What is expected
Skip the images and copy each record exactly as written.

Dataset records
= = =

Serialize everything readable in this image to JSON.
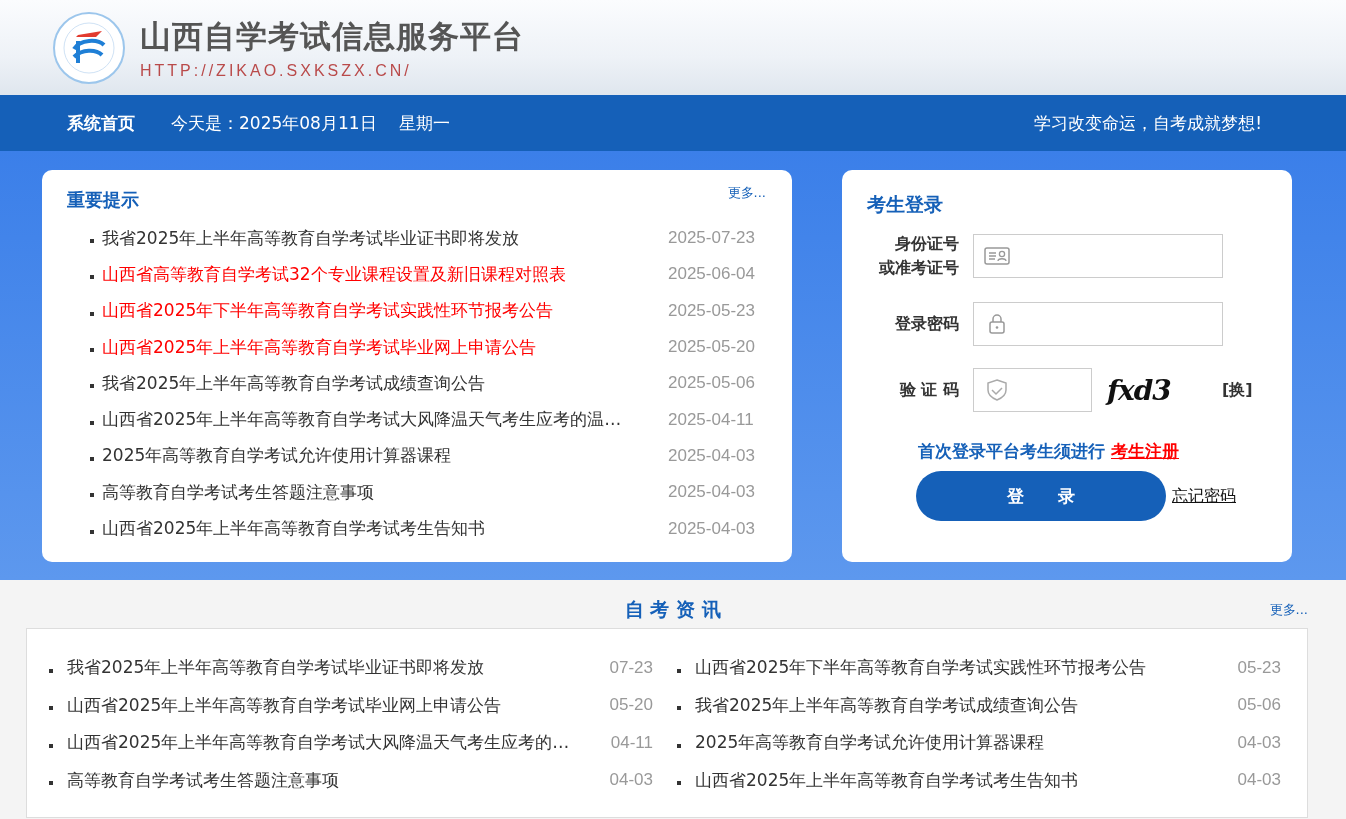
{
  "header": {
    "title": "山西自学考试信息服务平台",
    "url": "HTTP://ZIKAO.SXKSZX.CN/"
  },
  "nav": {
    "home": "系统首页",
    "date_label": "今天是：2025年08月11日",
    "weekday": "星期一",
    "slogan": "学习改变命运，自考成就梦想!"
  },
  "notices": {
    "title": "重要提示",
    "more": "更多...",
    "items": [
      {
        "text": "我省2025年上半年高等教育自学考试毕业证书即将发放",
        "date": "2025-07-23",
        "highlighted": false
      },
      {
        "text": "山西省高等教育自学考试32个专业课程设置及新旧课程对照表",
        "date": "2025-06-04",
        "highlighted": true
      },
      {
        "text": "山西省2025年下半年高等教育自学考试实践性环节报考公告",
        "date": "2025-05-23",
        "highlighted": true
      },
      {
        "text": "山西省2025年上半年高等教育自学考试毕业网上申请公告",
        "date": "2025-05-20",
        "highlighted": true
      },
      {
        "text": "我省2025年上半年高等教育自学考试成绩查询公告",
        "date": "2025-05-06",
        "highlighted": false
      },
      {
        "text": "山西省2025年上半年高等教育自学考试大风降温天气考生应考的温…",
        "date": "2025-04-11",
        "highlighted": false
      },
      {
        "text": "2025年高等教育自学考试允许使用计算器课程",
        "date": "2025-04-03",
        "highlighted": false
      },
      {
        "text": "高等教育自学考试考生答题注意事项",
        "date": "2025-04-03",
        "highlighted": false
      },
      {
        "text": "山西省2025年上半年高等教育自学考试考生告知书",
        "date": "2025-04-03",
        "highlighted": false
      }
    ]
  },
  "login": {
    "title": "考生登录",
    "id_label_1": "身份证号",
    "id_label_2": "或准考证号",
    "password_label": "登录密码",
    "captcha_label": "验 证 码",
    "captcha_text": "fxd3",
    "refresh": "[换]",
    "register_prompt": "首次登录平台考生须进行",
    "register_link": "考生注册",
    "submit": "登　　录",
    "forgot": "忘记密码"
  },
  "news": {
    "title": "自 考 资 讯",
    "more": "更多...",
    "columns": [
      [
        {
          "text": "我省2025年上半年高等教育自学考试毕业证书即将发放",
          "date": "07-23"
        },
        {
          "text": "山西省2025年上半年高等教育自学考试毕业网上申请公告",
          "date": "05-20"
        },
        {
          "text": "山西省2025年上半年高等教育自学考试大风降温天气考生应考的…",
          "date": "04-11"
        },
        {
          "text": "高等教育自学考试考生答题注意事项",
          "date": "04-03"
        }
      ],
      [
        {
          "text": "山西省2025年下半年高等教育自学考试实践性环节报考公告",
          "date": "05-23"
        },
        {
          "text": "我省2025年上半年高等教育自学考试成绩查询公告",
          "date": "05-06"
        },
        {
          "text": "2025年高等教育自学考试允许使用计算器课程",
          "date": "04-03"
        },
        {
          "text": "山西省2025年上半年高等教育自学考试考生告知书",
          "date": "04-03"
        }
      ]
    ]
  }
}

= = =

Solution
Serialize everything readable in this image to JSON.
{
  "header": {
    "title": "山西自学考试信息服务平台",
    "url": "HTTP://ZIKAO.SXKSZX.CN/"
  },
  "nav": {
    "home": "系统首页",
    "date_label": "今天是：2025年08月11日",
    "weekday": "星期一",
    "slogan": "学习改变命运，自考成就梦想!"
  },
  "notices": {
    "title": "重要提示",
    "more": "更多...",
    "items": [
      {
        "text": "我省2025年上半年高等教育自学考试毕业证书即将发放",
        "date": "2025-07-23",
        "highlighted": false
      },
      {
        "text": "山西省高等教育自学考试32个专业课程设置及新旧课程对照表",
        "date": "2025-06-04",
        "highlighted": true
      },
      {
        "text": "山西省2025年下半年高等教育自学考试实践性环节报考公告",
        "date": "2025-05-23",
        "highlighted": true
      },
      {
        "text": "山西省2025年上半年高等教育自学考试毕业网上申请公告",
        "date": "2025-05-20",
        "highlighted": true
      },
      {
        "text": "我省2025年上半年高等教育自学考试成绩查询公告",
        "date": "2025-05-06",
        "highlighted": false
      },
      {
        "text": "山西省2025年上半年高等教育自学考试大风降温天气考生应考的温…",
        "date": "2025-04-11",
        "highlighted": false
      },
      {
        "text": "2025年高等教育自学考试允许使用计算器课程",
        "date": "2025-04-03",
        "highlighted": false
      },
      {
        "text": "高等教育自学考试考生答题注意事项",
        "date": "2025-04-03",
        "highlighted": false
      },
      {
        "text": "山西省2025年上半年高等教育自学考试考生告知书",
        "date": "2025-04-03",
        "highlighted": false
      }
    ]
  },
  "login": {
    "title": "考生登录",
    "id_label_1": "身份证号",
    "id_label_2": "或准考证号",
    "password_label": "登录密码",
    "captcha_label": "验 证 码",
    "captcha_text": "fxd3",
    "refresh": "[换]",
    "register_prompt": "首次登录平台考生须进行",
    "register_link": "考生注册",
    "submit": "登　　录",
    "forgot": "忘记密码"
  },
  "news": {
    "title": "自 考 资 讯",
    "more": "更多...",
    "columns": [
      [
        {
          "text": "我省2025年上半年高等教育自学考试毕业证书即将发放",
          "date": "07-23"
        },
        {
          "text": "山西省2025年上半年高等教育自学考试毕业网上申请公告",
          "date": "05-20"
        },
        {
          "text": "山西省2025年上半年高等教育自学考试大风降温天气考生应考的…",
          "date": "04-11"
        },
        {
          "text": "高等教育自学考试考生答题注意事项",
          "date": "04-03"
        }
      ],
      [
        {
          "text": "山西省2025年下半年高等教育自学考试实践性环节报考公告",
          "date": "05-23"
        },
        {
          "text": "我省2025年上半年高等教育自学考试成绩查询公告",
          "date": "05-06"
        },
        {
          "text": "2025年高等教育自学考试允许使用计算器课程",
          "date": "04-03"
        },
        {
          "text": "山西省2025年上半年高等教育自学考试考生告知书",
          "date": "04-03"
        }
      ]
    ]
  }
}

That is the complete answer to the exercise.